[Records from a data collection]
==========

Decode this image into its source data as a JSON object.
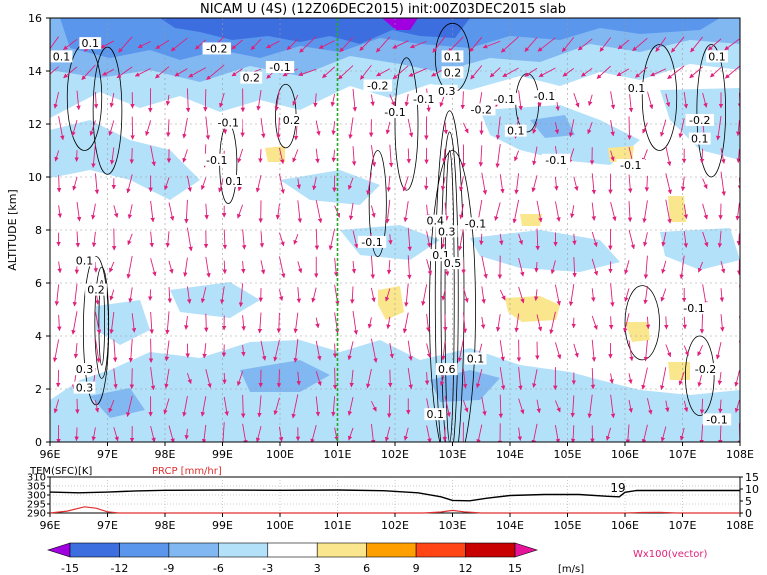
{
  "title": "NICAM U (4S) (12Z06DEC2015) init:00Z03DEC2015 slab",
  "colors": {
    "vector": "#e0207a",
    "reference_line": "#22aa22",
    "temperature_line": "#000000",
    "precip_line": "#e03030",
    "grid": "#999999"
  },
  "chart_data": [
    {
      "type": "heatmap",
      "name": "zonal-wind-cross-section",
      "ylabel": "ALTITUDE [km]",
      "x_ticks": [
        "96E",
        "97E",
        "98E",
        "99E",
        "100E",
        "101E",
        "102E",
        "103E",
        "104E",
        "105E",
        "106E",
        "107E",
        "108E"
      ],
      "x_range": [
        96,
        108
      ],
      "y_ticks": [
        "0",
        "2",
        "4",
        "6",
        "8",
        "10",
        "12",
        "14",
        "16"
      ],
      "y_range": [
        0,
        16
      ],
      "grid": true,
      "reference_longitude": 101,
      "vector_label": "Wx100(vector)",
      "contour_labels": [
        {
          "text": "0.1",
          "lon": 96.2,
          "alt": 14.4
        },
        {
          "text": "0.1",
          "lon": 96.7,
          "alt": 14.9
        },
        {
          "text": "-0.1",
          "lon": 100.0,
          "alt": 14.0
        },
        {
          "text": "-0.2",
          "lon": 98.9,
          "alt": 14.7
        },
        {
          "text": "0.2",
          "lon": 99.5,
          "alt": 13.6
        },
        {
          "text": "-0.1",
          "lon": 99.1,
          "alt": 11.9
        },
        {
          "text": "-0.1",
          "lon": 98.9,
          "alt": 10.5
        },
        {
          "text": "0.1",
          "lon": 99.2,
          "alt": 9.7
        },
        {
          "text": "0.2",
          "lon": 100.2,
          "alt": 12.0
        },
        {
          "text": "-0.2",
          "lon": 101.7,
          "alt": 13.3
        },
        {
          "text": "-0.1",
          "lon": 102.0,
          "alt": 12.3
        },
        {
          "text": "-0.1",
          "lon": 102.5,
          "alt": 12.8
        },
        {
          "text": "0.1",
          "lon": 103.0,
          "alt": 14.4
        },
        {
          "text": "0.2",
          "lon": 103.0,
          "alt": 13.8
        },
        {
          "text": "0.3",
          "lon": 102.9,
          "alt": 13.1
        },
        {
          "text": "-0.2",
          "lon": 103.5,
          "alt": 12.4
        },
        {
          "text": "-0.1",
          "lon": 103.9,
          "alt": 12.8
        },
        {
          "text": "-0.1",
          "lon": 104.6,
          "alt": 12.9
        },
        {
          "text": "0.1",
          "lon": 104.1,
          "alt": 11.6
        },
        {
          "text": "-0.1",
          "lon": 104.8,
          "alt": 10.5
        },
        {
          "text": "0.1",
          "lon": 106.2,
          "alt": 13.2
        },
        {
          "text": "-0.1",
          "lon": 106.1,
          "alt": 10.3
        },
        {
          "text": "-0.2",
          "lon": 107.3,
          "alt": 12.0
        },
        {
          "text": "0.1",
          "lon": 107.3,
          "alt": 11.3
        },
        {
          "text": "0.1",
          "lon": 107.6,
          "alt": 14.4
        },
        {
          "text": "-0.1",
          "lon": 101.6,
          "alt": 7.4
        },
        {
          "text": "0.4",
          "lon": 102.7,
          "alt": 8.2
        },
        {
          "text": "0.3",
          "lon": 102.9,
          "alt": 7.8
        },
        {
          "text": "-0.1",
          "lon": 103.4,
          "alt": 8.1
        },
        {
          "text": "0.1",
          "lon": 102.8,
          "alt": 6.9
        },
        {
          "text": "0.5",
          "lon": 103.0,
          "alt": 6.6
        },
        {
          "text": "0.6",
          "lon": 102.9,
          "alt": 2.6
        },
        {
          "text": "0.1",
          "lon": 103.4,
          "alt": 3.0
        },
        {
          "text": "0.1",
          "lon": 102.7,
          "alt": 0.9
        },
        {
          "text": "0.1",
          "lon": 96.6,
          "alt": 6.7
        },
        {
          "text": "0.2",
          "lon": 96.8,
          "alt": 5.6
        },
        {
          "text": "0.3",
          "lon": 96.6,
          "alt": 2.6
        },
        {
          "text": "0.3",
          "lon": 96.6,
          "alt": 1.9
        },
        {
          "text": "-0.1",
          "lon": 107.2,
          "alt": 4.9
        },
        {
          "text": "-0.2",
          "lon": 107.4,
          "alt": 2.6
        },
        {
          "text": "-0.1",
          "lon": 107.6,
          "alt": 0.7
        }
      ]
    },
    {
      "type": "line",
      "name": "surface-temperature-and-precipitation",
      "labels": [
        "TEM(SFC)[K]",
        "PRCP [mm/hr]"
      ],
      "x_ticks": [
        "96E",
        "97E",
        "98E",
        "99E",
        "100E",
        "101E",
        "102E",
        "103E",
        "104E",
        "105E",
        "106E",
        "107E",
        "108E"
      ],
      "x_range": [
        96,
        108
      ],
      "left_ticks": [
        "310",
        "305",
        "300",
        "295",
        "290"
      ],
      "left_range": [
        290,
        310
      ],
      "right_ticks": [
        "15",
        "10",
        "5",
        "0"
      ],
      "right_range": [
        0,
        15
      ],
      "series": [
        {
          "name": "TEM(SFC)[K]",
          "axis": "left",
          "x": [
            96,
            96.5,
            97,
            97.5,
            98,
            99,
            100,
            101,
            101.8,
            102.4,
            102.8,
            103,
            103.3,
            103.6,
            104,
            104.6,
            105.2,
            105.7,
            105.9,
            106.0,
            106.2,
            107,
            108
          ],
          "y": [
            301.6,
            301.2,
            301.6,
            302.3,
            302.6,
            302.7,
            302.6,
            302.8,
            302.4,
            301.2,
            299.0,
            297.0,
            296.8,
            298.2,
            299.7,
            300.3,
            300.3,
            299.3,
            299.0,
            301.5,
            302.5,
            302.5,
            302.5
          ]
        },
        {
          "name": "PRCP [mm/hr]",
          "axis": "right",
          "x": [
            96,
            96.3,
            96.6,
            96.8,
            97,
            97.2,
            97.5,
            98,
            102.5,
            102.8,
            103.0,
            103.2,
            103.5,
            104,
            106,
            106.3,
            106.6,
            106.9,
            108
          ],
          "y": [
            0,
            0.8,
            2.6,
            2.0,
            0.5,
            0,
            0,
            0,
            0,
            0.4,
            1.1,
            0.5,
            0,
            0,
            0,
            0.2,
            0.3,
            0,
            0
          ]
        }
      ],
      "annotation": {
        "text": "19",
        "lon": 105.85
      }
    },
    {
      "type": "legend",
      "name": "color-scale",
      "boundaries": [
        "-15",
        "-12",
        "-9",
        "-6",
        "-3",
        "3",
        "6",
        "9",
        "12",
        "15"
      ],
      "colors": [
        "#a000e0",
        "#3c6ee0",
        "#5a96ec",
        "#82b8f2",
        "#b4e1fa",
        "#ffffff",
        "#fae68c",
        "#ffa000",
        "#ff4614",
        "#c80000",
        "#e6149b"
      ],
      "unit": "[m/s]"
    }
  ]
}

==========

■ **What is being asked**
Without the pictures, extract every entry verbatim.

■ **Written answer**
Decode this image into its source data as a JSON object.
{
  "title": "NICAM U (4S) (12Z06DEC2015) init:00Z03DEC2015 slab",
  "colors": {
    "vector": "#e0207a",
    "reference_line": "#22aa22",
    "temperature_line": "#000000",
    "precip_line": "#e03030",
    "grid": "#999999"
  },
  "chart_data": [
    {
      "type": "heatmap",
      "name": "zonal-wind-cross-section",
      "ylabel": "ALTITUDE [km]",
      "x_ticks": [
        "96E",
        "97E",
        "98E",
        "99E",
        "100E",
        "101E",
        "102E",
        "103E",
        "104E",
        "105E",
        "106E",
        "107E",
        "108E"
      ],
      "x_range": [
        96,
        108
      ],
      "y_ticks": [
        "0",
        "2",
        "4",
        "6",
        "8",
        "10",
        "12",
        "14",
        "16"
      ],
      "y_range": [
        0,
        16
      ],
      "grid": true,
      "reference_longitude": 101,
      "vector_label": "Wx100(vector)",
      "contour_labels": [
        {
          "text": "0.1",
          "lon": 96.2,
          "alt": 14.4
        },
        {
          "text": "0.1",
          "lon": 96.7,
          "alt": 14.9
        },
        {
          "text": "-0.1",
          "lon": 100.0,
          "alt": 14.0
        },
        {
          "text": "-0.2",
          "lon": 98.9,
          "alt": 14.7
        },
        {
          "text": "0.2",
          "lon": 99.5,
          "alt": 13.6
        },
        {
          "text": "-0.1",
          "lon": 99.1,
          "alt": 11.9
        },
        {
          "text": "-0.1",
          "lon": 98.9,
          "alt": 10.5
        },
        {
          "text": "0.1",
          "lon": 99.2,
          "alt": 9.7
        },
        {
          "text": "0.2",
          "lon": 100.2,
          "alt": 12.0
        },
        {
          "text": "-0.2",
          "lon": 101.7,
          "alt": 13.3
        },
        {
          "text": "-0.1",
          "lon": 102.0,
          "alt": 12.3
        },
        {
          "text": "-0.1",
          "lon": 102.5,
          "alt": 12.8
        },
        {
          "text": "0.1",
          "lon": 103.0,
          "alt": 14.4
        },
        {
          "text": "0.2",
          "lon": 103.0,
          "alt": 13.8
        },
        {
          "text": "0.3",
          "lon": 102.9,
          "alt": 13.1
        },
        {
          "text": "-0.2",
          "lon": 103.5,
          "alt": 12.4
        },
        {
          "text": "-0.1",
          "lon": 103.9,
          "alt": 12.8
        },
        {
          "text": "-0.1",
          "lon": 104.6,
          "alt": 12.9
        },
        {
          "text": "0.1",
          "lon": 104.1,
          "alt": 11.6
        },
        {
          "text": "-0.1",
          "lon": 104.8,
          "alt": 10.5
        },
        {
          "text": "0.1",
          "lon": 106.2,
          "alt": 13.2
        },
        {
          "text": "-0.1",
          "lon": 106.1,
          "alt": 10.3
        },
        {
          "text": "-0.2",
          "lon": 107.3,
          "alt": 12.0
        },
        {
          "text": "0.1",
          "lon": 107.3,
          "alt": 11.3
        },
        {
          "text": "0.1",
          "lon": 107.6,
          "alt": 14.4
        },
        {
          "text": "-0.1",
          "lon": 101.6,
          "alt": 7.4
        },
        {
          "text": "0.4",
          "lon": 102.7,
          "alt": 8.2
        },
        {
          "text": "0.3",
          "lon": 102.9,
          "alt": 7.8
        },
        {
          "text": "-0.1",
          "lon": 103.4,
          "alt": 8.1
        },
        {
          "text": "0.1",
          "lon": 102.8,
          "alt": 6.9
        },
        {
          "text": "0.5",
          "lon": 103.0,
          "alt": 6.6
        },
        {
          "text": "0.6",
          "lon": 102.9,
          "alt": 2.6
        },
        {
          "text": "0.1",
          "lon": 103.4,
          "alt": 3.0
        },
        {
          "text": "0.1",
          "lon": 102.7,
          "alt": 0.9
        },
        {
          "text": "0.1",
          "lon": 96.6,
          "alt": 6.7
        },
        {
          "text": "0.2",
          "lon": 96.8,
          "alt": 5.6
        },
        {
          "text": "0.3",
          "lon": 96.6,
          "alt": 2.6
        },
        {
          "text": "0.3",
          "lon": 96.6,
          "alt": 1.9
        },
        {
          "text": "-0.1",
          "lon": 107.2,
          "alt": 4.9
        },
        {
          "text": "-0.2",
          "lon": 107.4,
          "alt": 2.6
        },
        {
          "text": "-0.1",
          "lon": 107.6,
          "alt": 0.7
        }
      ]
    },
    {
      "type": "line",
      "name": "surface-temperature-and-precipitation",
      "labels": [
        "TEM(SFC)[K]",
        "PRCP [mm/hr]"
      ],
      "x_ticks": [
        "96E",
        "97E",
        "98E",
        "99E",
        "100E",
        "101E",
        "102E",
        "103E",
        "104E",
        "105E",
        "106E",
        "107E",
        "108E"
      ],
      "x_range": [
        96,
        108
      ],
      "left_ticks": [
        "310",
        "305",
        "300",
        "295",
        "290"
      ],
      "left_range": [
        290,
        310
      ],
      "right_ticks": [
        "15",
        "10",
        "5",
        "0"
      ],
      "right_range": [
        0,
        15
      ],
      "series": [
        {
          "name": "TEM(SFC)[K]",
          "axis": "left",
          "x": [
            96,
            96.5,
            97,
            97.5,
            98,
            99,
            100,
            101,
            101.8,
            102.4,
            102.8,
            103,
            103.3,
            103.6,
            104,
            104.6,
            105.2,
            105.7,
            105.9,
            106.0,
            106.2,
            107,
            108
          ],
          "y": [
            301.6,
            301.2,
            301.6,
            302.3,
            302.6,
            302.7,
            302.6,
            302.8,
            302.4,
            301.2,
            299.0,
            297.0,
            296.8,
            298.2,
            299.7,
            300.3,
            300.3,
            299.3,
            299.0,
            301.5,
            302.5,
            302.5,
            302.5
          ]
        },
        {
          "name": "PRCP [mm/hr]",
          "axis": "right",
          "x": [
            96,
            96.3,
            96.6,
            96.8,
            97,
            97.2,
            97.5,
            98,
            102.5,
            102.8,
            103.0,
            103.2,
            103.5,
            104,
            106,
            106.3,
            106.6,
            106.9,
            108
          ],
          "y": [
            0,
            0.8,
            2.6,
            2.0,
            0.5,
            0,
            0,
            0,
            0,
            0.4,
            1.1,
            0.5,
            0,
            0,
            0,
            0.2,
            0.3,
            0,
            0
          ]
        }
      ],
      "annotation": {
        "text": "19",
        "lon": 105.85
      }
    },
    {
      "type": "legend",
      "name": "color-scale",
      "boundaries": [
        "-15",
        "-12",
        "-9",
        "-6",
        "-3",
        "3",
        "6",
        "9",
        "12",
        "15"
      ],
      "colors": [
        "#a000e0",
        "#3c6ee0",
        "#5a96ec",
        "#82b8f2",
        "#b4e1fa",
        "#ffffff",
        "#fae68c",
        "#ffa000",
        "#ff4614",
        "#c80000",
        "#e6149b"
      ],
      "unit": "[m/s]"
    }
  ]
}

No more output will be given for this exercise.